** BEGIN Recorded data **

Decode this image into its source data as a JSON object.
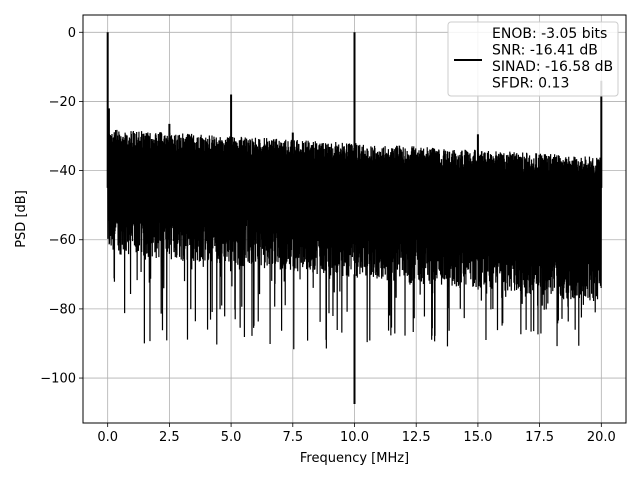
{
  "chart_data": {
    "type": "line",
    "xlabel": "Frequency [MHz]",
    "ylabel": "PSD [dB]",
    "xlim": [
      -1.0,
      21.0
    ],
    "ylim": [
      -113,
      5
    ],
    "xticks": [
      0.0,
      2.5,
      5.0,
      7.5,
      10.0,
      12.5,
      15.0,
      17.5,
      20.0
    ],
    "xtick_labels": [
      "0.0",
      "2.5",
      "5.0",
      "7.5",
      "10.0",
      "12.5",
      "15.0",
      "17.5",
      "20.0"
    ],
    "yticks": [
      0,
      -20,
      -40,
      -60,
      -80,
      -100
    ],
    "ytick_labels": [
      "0",
      "−20",
      "−40",
      "−60",
      "−80",
      "−100"
    ],
    "grid": true,
    "legend": {
      "placement": "top-right",
      "lines": [
        "ENOB: -3.05 bits",
        "SNR: -16.41 dB",
        "SINAD: -16.58 dB",
        "SFDR: 0.13"
      ]
    },
    "series": [
      {
        "color": "#000000",
        "noise_floor": {
          "x_range": [
            0.0,
            20.0
          ],
          "upper_envelope_db": [
            -28,
            -36
          ],
          "lower_envelope_db": [
            -64,
            -78
          ],
          "minimum_dips_db": -92
        },
        "peaks": [
          {
            "x": 0.0,
            "y": 0.0
          },
          {
            "x": 0.05,
            "y": -22.0
          },
          {
            "x": 2.5,
            "y": -26.5
          },
          {
            "x": 5.0,
            "y": -18.0
          },
          {
            "x": 7.5,
            "y": -29.0
          },
          {
            "x": 10.0,
            "y": 0.0
          },
          {
            "x": 15.0,
            "y": -29.5
          },
          {
            "x": 20.0,
            "y": -14.0
          }
        ],
        "notches": [
          {
            "x": 10.0,
            "y": -107.5
          }
        ]
      }
    ]
  }
}
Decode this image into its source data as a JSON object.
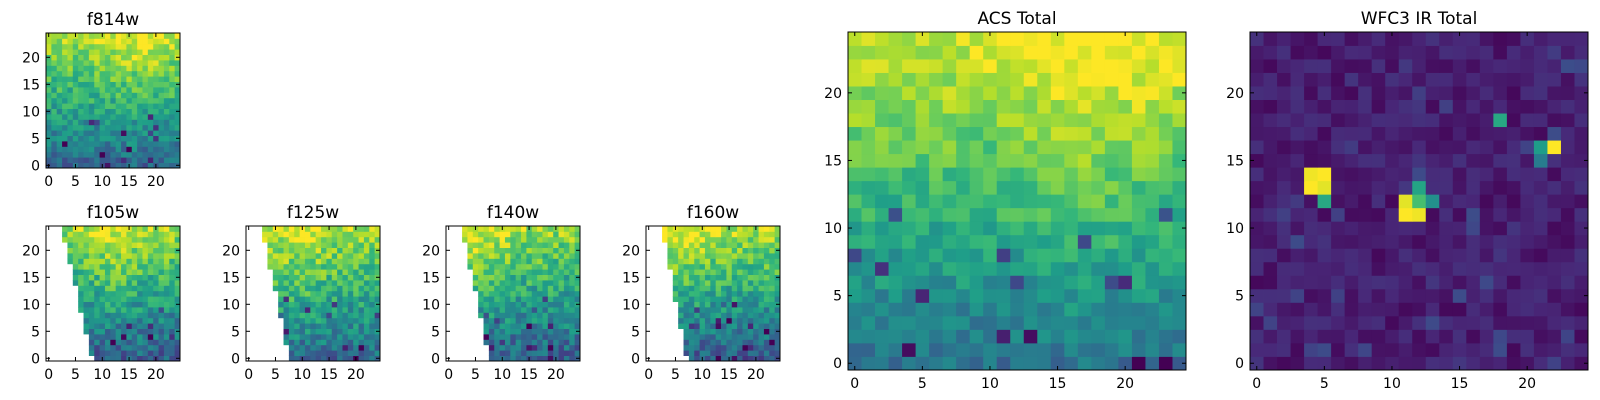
{
  "figure": {
    "background": "#ffffff",
    "colormap": "viridis",
    "colormap_stops": [
      "#440154",
      "#482878",
      "#3e4989",
      "#31688e",
      "#26828e",
      "#1f9e89",
      "#35b779",
      "#6ece58",
      "#b5de2b",
      "#fde725"
    ]
  },
  "chart_data": [
    {
      "type": "heatmap",
      "title": "f814w",
      "grid_size": [
        25,
        25
      ],
      "xlim": [
        -0.5,
        24.5
      ],
      "ylim": [
        -0.5,
        24.5
      ],
      "xticks": [
        0,
        5,
        10,
        15,
        20
      ],
      "yticks": [
        0,
        5,
        10,
        15,
        20
      ],
      "pattern": "gradient",
      "values_description": "normalized intensity 0-1, rising from ~0.35 at y=0 to ~0.9 at y=24 with pixel noise",
      "value_range": [
        0,
        1
      ],
      "params": {
        "base": 0.33,
        "slope": 0.55,
        "noise": 0.26,
        "bright_x": 17,
        "seed": 11
      }
    },
    {
      "type": "heatmap",
      "title": "f105w",
      "grid_size": [
        25,
        25
      ],
      "xlim": [
        -0.5,
        24.5
      ],
      "ylim": [
        -0.5,
        24.5
      ],
      "xticks": [
        0,
        5,
        10,
        15,
        20
      ],
      "yticks": [
        0,
        5,
        10,
        15,
        20
      ],
      "pattern": "masked-gradient",
      "mask": "left wedge without data (white), boundary from x≈3 at y=24 to x≈8 at y=0",
      "value_range": [
        0,
        1
      ],
      "params": {
        "base": 0.3,
        "slope": 0.55,
        "noise": 0.3,
        "bright_x": 12,
        "seed": 23,
        "mask_top": 3.0,
        "mask_bottom": 8.5
      }
    },
    {
      "type": "heatmap",
      "title": "f125w",
      "grid_size": [
        25,
        25
      ],
      "xlim": [
        -0.5,
        24.5
      ],
      "ylim": [
        -0.5,
        24.5
      ],
      "xticks": [
        0,
        5,
        10,
        15,
        20
      ],
      "yticks": [
        0,
        5,
        10,
        15,
        20
      ],
      "pattern": "masked-gradient",
      "mask": "left wedge without data (white), boundary from x≈3 at y=24 to x≈8 at y=0",
      "value_range": [
        0,
        1
      ],
      "params": {
        "base": 0.35,
        "slope": 0.5,
        "noise": 0.3,
        "bright_x": 10,
        "seed": 37,
        "mask_top": 3.0,
        "mask_bottom": 8.0
      }
    },
    {
      "type": "heatmap",
      "title": "f140w",
      "grid_size": [
        25,
        25
      ],
      "xlim": [
        -0.5,
        24.5
      ],
      "ylim": [
        -0.5,
        24.5
      ],
      "xticks": [
        0,
        5,
        10,
        15,
        20
      ],
      "yticks": [
        0,
        5,
        10,
        15,
        20
      ],
      "pattern": "masked-gradient",
      "mask": "left wedge without data (white), boundary from x≈3 at y=24 to x≈8 at y=0",
      "value_range": [
        0,
        1
      ],
      "params": {
        "base": 0.3,
        "slope": 0.55,
        "noise": 0.3,
        "bright_x": 6,
        "seed": 51,
        "mask_top": 3.0,
        "mask_bottom": 8.0
      }
    },
    {
      "type": "heatmap",
      "title": "f160w",
      "grid_size": [
        25,
        25
      ],
      "xlim": [
        -0.5,
        24.5
      ],
      "ylim": [
        -0.5,
        24.5
      ],
      "xticks": [
        0,
        5,
        10,
        15,
        20
      ],
      "yticks": [
        0,
        5,
        10,
        15,
        20
      ],
      "pattern": "masked-gradient",
      "mask": "left wedge without data (white), boundary from x≈3 at y=24 to x≈8 at y=0",
      "value_range": [
        0,
        1
      ],
      "params": {
        "base": 0.28,
        "slope": 0.6,
        "noise": 0.28,
        "bright_x": 6,
        "seed": 67,
        "mask_top": 3.0,
        "mask_bottom": 7.5
      }
    },
    {
      "type": "heatmap",
      "title": "ACS Total",
      "grid_size": [
        25,
        25
      ],
      "xlim": [
        -0.5,
        24.5
      ],
      "ylim": [
        -0.5,
        24.5
      ],
      "xticks": [
        0,
        5,
        10,
        15,
        20
      ],
      "yticks": [
        0,
        5,
        10,
        15,
        20
      ],
      "pattern": "gradient",
      "values_description": "normalized intensity 0-1, ~0.4 near y=0 rising to ~0.95 near the top, brightest around x=18,y=22",
      "value_range": [
        0,
        1
      ],
      "params": {
        "base": 0.38,
        "slope": 0.55,
        "noise": 0.2,
        "bright_x": 18,
        "seed": 83
      }
    },
    {
      "type": "heatmap",
      "title": "WFC3 IR Total",
      "grid_size": [
        25,
        25
      ],
      "xlim": [
        -0.5,
        24.5
      ],
      "ylim": [
        -0.5,
        24.5
      ],
      "xticks": [
        0,
        5,
        10,
        15,
        20
      ],
      "yticks": [
        0,
        5,
        10,
        15,
        20
      ],
      "pattern": "background-with-hotspots",
      "values_description": "mostly dark background ~0.08-0.2 with bright hot pixels",
      "value_range": [
        0,
        1
      ],
      "params": {
        "base": 0.08,
        "slope": 0.0,
        "noise": 0.12,
        "bright_x": 12,
        "seed": 97
      },
      "hotspots": [
        {
          "x": 4,
          "y": 13,
          "value": 1.0
        },
        {
          "x": 5,
          "y": 13,
          "value": 0.96
        },
        {
          "x": 4,
          "y": 14,
          "value": 0.98
        },
        {
          "x": 5,
          "y": 14,
          "value": 1.0
        },
        {
          "x": 5,
          "y": 12,
          "value": 0.6
        },
        {
          "x": 11,
          "y": 11,
          "value": 1.0
        },
        {
          "x": 12,
          "y": 11,
          "value": 0.98
        },
        {
          "x": 11,
          "y": 12,
          "value": 0.96
        },
        {
          "x": 12,
          "y": 12,
          "value": 0.7
        },
        {
          "x": 12,
          "y": 13,
          "value": 0.58
        },
        {
          "x": 13,
          "y": 12,
          "value": 0.5
        },
        {
          "x": 18,
          "y": 18,
          "value": 0.6
        },
        {
          "x": 22,
          "y": 16,
          "value": 1.0
        },
        {
          "x": 21,
          "y": 16,
          "value": 0.55
        },
        {
          "x": 21,
          "y": 15,
          "value": 0.42
        }
      ]
    }
  ]
}
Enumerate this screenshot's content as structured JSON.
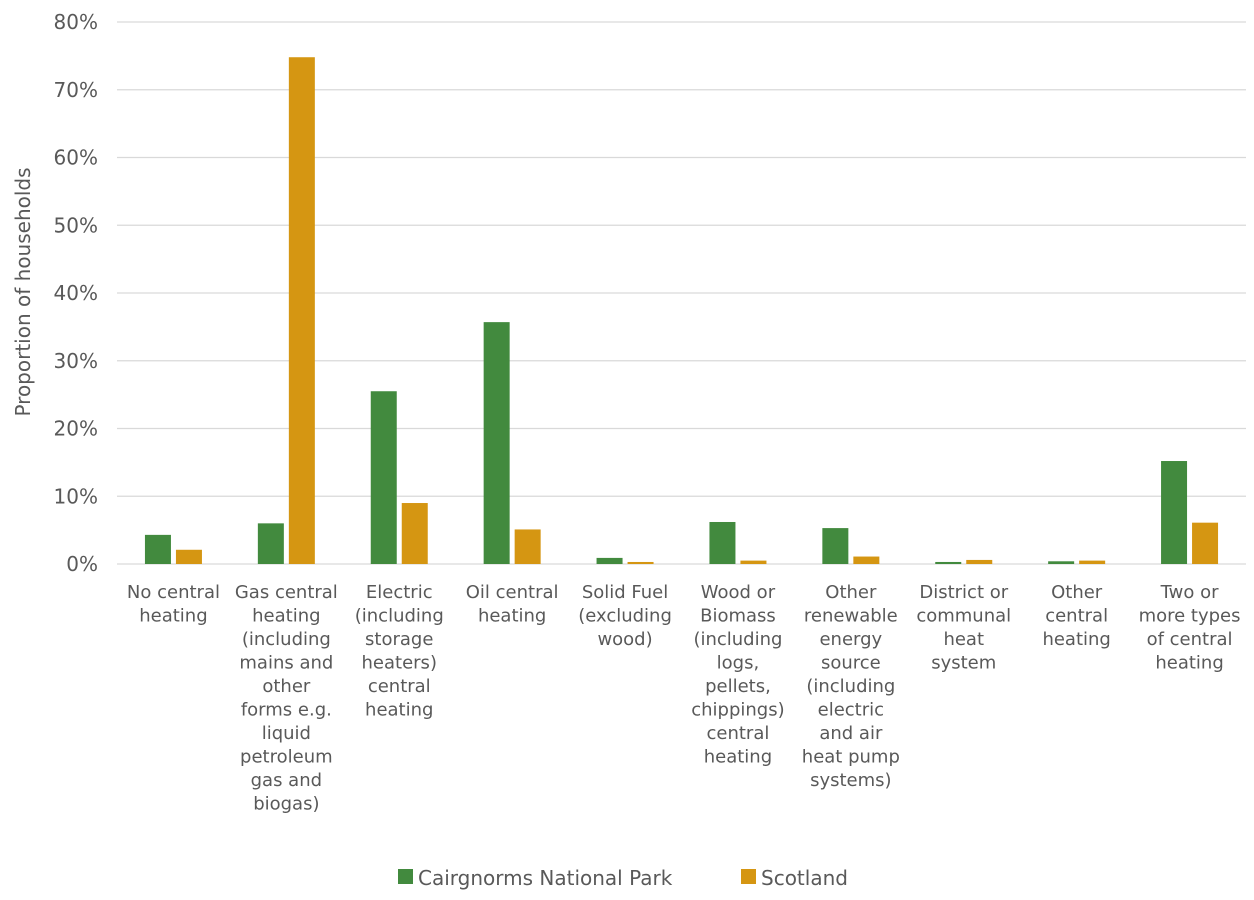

** END Recorded data **

Requirements >> Search the data for the word "base" and copy each line where it appears.

Solution to the exercise >>
        "base": 0.33,
        "base": 0.3,
        "base": 0.35,
        "base": 0.3,
        "base": 0.28,
        "base": 0.38,
        "base": 0.08,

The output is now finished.